[Request]
Please repeat, unchanged, the part of the junk bond commentary that opens with "Portland, Ore., Sept." and closes with "series, the trader said.".

[Source extract]
Morning Commentary: New energy bonds trade to premiums; junk ETFs see inflows

By Paul A. Harris

Portland, Ore., Sept. 8 – Energy sector issues priced during the post-Labor Day week were holding above issue prices on a quiet Friday morning in the junk bond market, according to a trader in New York.

The Crescent Energy Finance LLC 9¼% senior notes due February 2028 (B1/BB-/BB-) were 102 1/8 bid, 102 5/8 offered, the trader said.

Those prices reflect the entire $850 million issue – the $400 million original issue that priced at the beginning of the year, the $300 million add-on notes that priced in July, and Thursday’s $150 million add-on notes – presently trading as a single series, the trader said.

The Houston-based independent energy company priced the Thursday tap, upsized from $125 million, at 101.125 to yield 8.858%.

Earlier in the week, in what traders have characterized as an ultra-tight execution, Permian Resources Corp. priced a $500 million issue of Permian Resources Operating, LLC senior notes due Jan. 15, 2032 (B2/BB-/BB-) at par to yield 7%.

[Provided material]
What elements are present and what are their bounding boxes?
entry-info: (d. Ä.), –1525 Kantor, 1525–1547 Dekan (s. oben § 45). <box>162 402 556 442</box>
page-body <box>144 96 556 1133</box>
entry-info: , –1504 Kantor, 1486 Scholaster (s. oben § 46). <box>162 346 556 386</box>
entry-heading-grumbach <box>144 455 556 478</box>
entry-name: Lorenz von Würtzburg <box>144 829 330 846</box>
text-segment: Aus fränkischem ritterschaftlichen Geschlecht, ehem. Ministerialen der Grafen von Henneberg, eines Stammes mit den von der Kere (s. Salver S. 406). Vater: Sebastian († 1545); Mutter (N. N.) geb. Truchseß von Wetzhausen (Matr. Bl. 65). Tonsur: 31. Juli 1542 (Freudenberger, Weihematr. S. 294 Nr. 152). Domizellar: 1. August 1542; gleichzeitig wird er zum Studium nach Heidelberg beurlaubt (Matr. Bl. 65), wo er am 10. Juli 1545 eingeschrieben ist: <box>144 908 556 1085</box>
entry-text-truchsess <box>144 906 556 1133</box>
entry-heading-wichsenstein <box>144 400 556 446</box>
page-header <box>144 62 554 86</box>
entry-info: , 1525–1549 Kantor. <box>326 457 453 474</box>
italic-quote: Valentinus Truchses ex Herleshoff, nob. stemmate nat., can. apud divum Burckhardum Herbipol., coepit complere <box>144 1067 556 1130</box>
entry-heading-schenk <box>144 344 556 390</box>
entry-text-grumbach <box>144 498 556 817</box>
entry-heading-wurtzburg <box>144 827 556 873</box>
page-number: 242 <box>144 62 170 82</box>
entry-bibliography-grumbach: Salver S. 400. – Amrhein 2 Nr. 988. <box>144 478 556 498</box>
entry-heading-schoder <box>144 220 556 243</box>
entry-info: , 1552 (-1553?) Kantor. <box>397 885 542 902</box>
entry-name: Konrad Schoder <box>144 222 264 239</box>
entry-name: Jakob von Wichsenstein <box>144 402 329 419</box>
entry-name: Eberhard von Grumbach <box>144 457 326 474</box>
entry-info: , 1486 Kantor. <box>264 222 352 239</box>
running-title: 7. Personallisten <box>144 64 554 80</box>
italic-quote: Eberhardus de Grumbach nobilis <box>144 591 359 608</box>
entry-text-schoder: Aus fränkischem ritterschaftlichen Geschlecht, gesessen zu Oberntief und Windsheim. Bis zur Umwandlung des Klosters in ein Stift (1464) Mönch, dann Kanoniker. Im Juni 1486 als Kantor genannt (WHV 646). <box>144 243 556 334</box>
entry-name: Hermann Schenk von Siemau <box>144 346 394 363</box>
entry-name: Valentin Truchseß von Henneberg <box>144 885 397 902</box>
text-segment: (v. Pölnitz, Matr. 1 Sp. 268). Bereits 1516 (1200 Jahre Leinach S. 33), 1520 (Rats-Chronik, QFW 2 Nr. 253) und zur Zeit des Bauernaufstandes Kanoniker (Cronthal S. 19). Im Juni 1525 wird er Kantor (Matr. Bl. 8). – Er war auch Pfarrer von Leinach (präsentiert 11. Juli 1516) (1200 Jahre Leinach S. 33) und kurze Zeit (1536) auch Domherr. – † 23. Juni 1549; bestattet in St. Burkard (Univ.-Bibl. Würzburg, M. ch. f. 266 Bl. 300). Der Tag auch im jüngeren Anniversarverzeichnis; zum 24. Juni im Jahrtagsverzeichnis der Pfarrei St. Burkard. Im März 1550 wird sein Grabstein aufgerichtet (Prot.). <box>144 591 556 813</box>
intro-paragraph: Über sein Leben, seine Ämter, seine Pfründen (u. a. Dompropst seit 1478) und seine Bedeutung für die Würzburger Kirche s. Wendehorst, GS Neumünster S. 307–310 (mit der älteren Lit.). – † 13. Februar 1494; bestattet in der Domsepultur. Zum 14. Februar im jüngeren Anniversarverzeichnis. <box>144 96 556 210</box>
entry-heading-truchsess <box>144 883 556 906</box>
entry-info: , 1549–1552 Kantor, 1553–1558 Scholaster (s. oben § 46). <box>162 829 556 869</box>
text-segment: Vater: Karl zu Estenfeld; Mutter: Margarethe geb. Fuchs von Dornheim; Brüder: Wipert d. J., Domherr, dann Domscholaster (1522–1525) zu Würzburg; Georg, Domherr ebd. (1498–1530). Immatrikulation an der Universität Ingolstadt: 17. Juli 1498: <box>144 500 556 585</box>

[Answer to the exercise]
Portland, Ore., Sept. 8 – Energy sector issues priced during the post-Labor Day week were holding above issue prices on a quiet Friday morning in the junk bond market, according to a trader in New York.

The Crescent Energy Finance LLC 9¼% senior notes due February 2028 (B1/BB-/BB-) were 102 1/8 bid, 102 5/8 offered, the trader said.

Those prices reflect the entire $850 million issue – the $400 million original issue that priced at the beginning of the year, the $300 million add-on notes that priced in July, and Thursday’s $150 million add-on notes – presently trading as a single series, the trader said.